▶ WRITTEN PROBLEM: Produce an exact copy of all the data below, dropping every image.

▶ SUPPLIED MATERIAL:
※

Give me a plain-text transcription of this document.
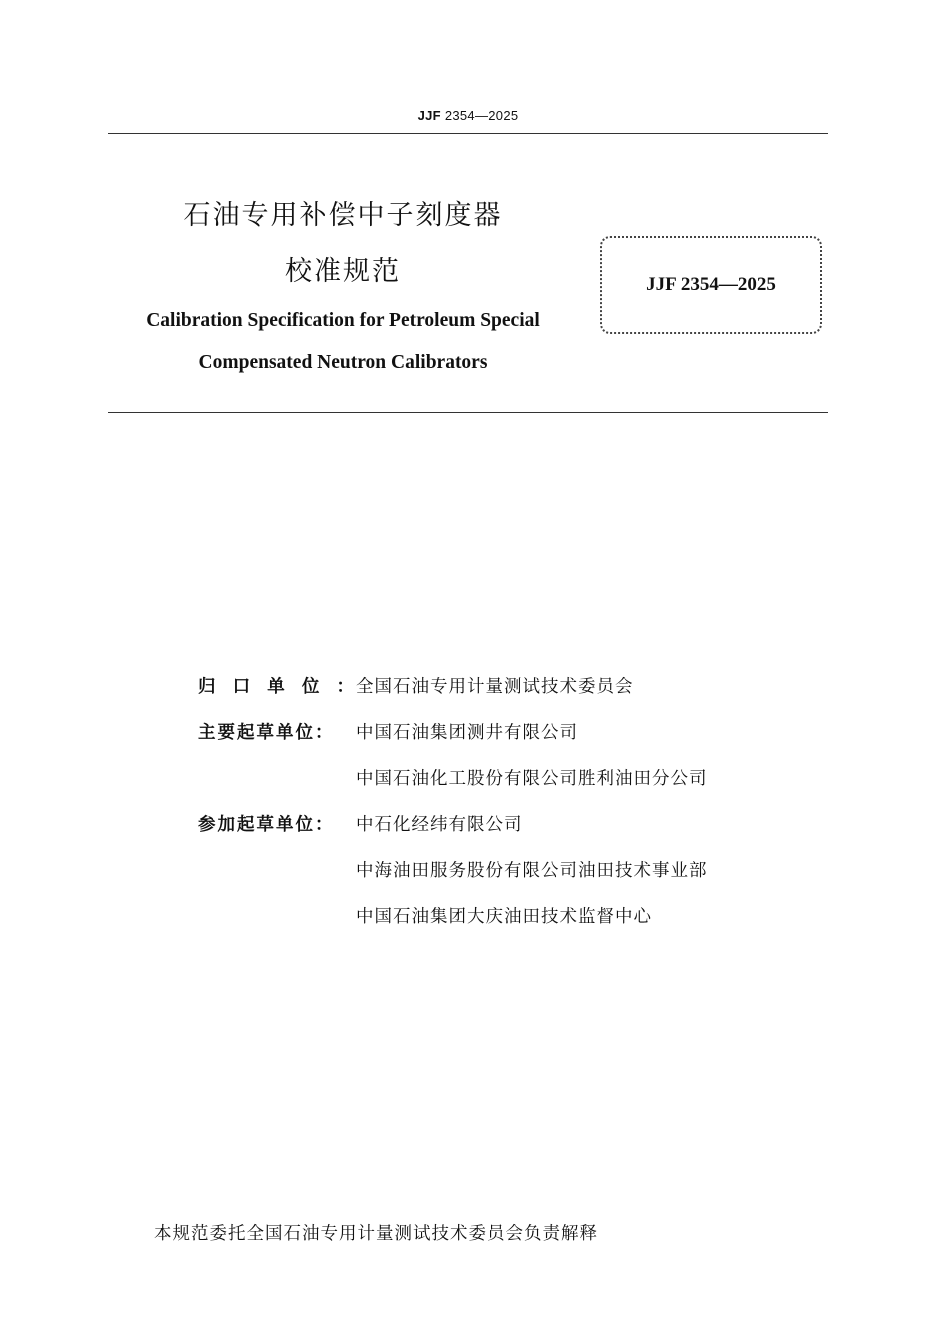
JJF 2354—2025
石油专用补偿中子刻度器
校准规范

Calibration Specification for Petroleum Special

Compensated Neutron Calibrators

JJF 2354—2025
归 口 单 位 ： 全国石油专用计量测试技术委员会
主要起草单位：	中国石油集团测井有限公司
中国石油化工股份有限公司胜利油田分公司
参加起草单位：	中石化经纬有限公司
中海油田服务股份有限公司油田技术事业部
中国石油集团大庆油田技术监督中心
本规范委托全国石油专用计量测试技术委员会负责解释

※

▶ REPLY:
Give me a plain-text transcription of this document.
JJF 2354—2025
石油专用补偿中子刻度器
校准规范

Calibration Specification for Petroleum Special

Compensated Neutron Calibrators

JJF 2354—2025
归 口 单 位 ： 全国石油专用计量测试技术委员会
主要起草单位：	中国石油集团测井有限公司
中国石油化工股份有限公司胜利油田分公司
参加起草单位：	中石化经纬有限公司
中海油田服务股份有限公司油田技术事业部
中国石油集团大庆油田技术监督中心
本规范委托全国石油专用计量测试技术委员会负责解释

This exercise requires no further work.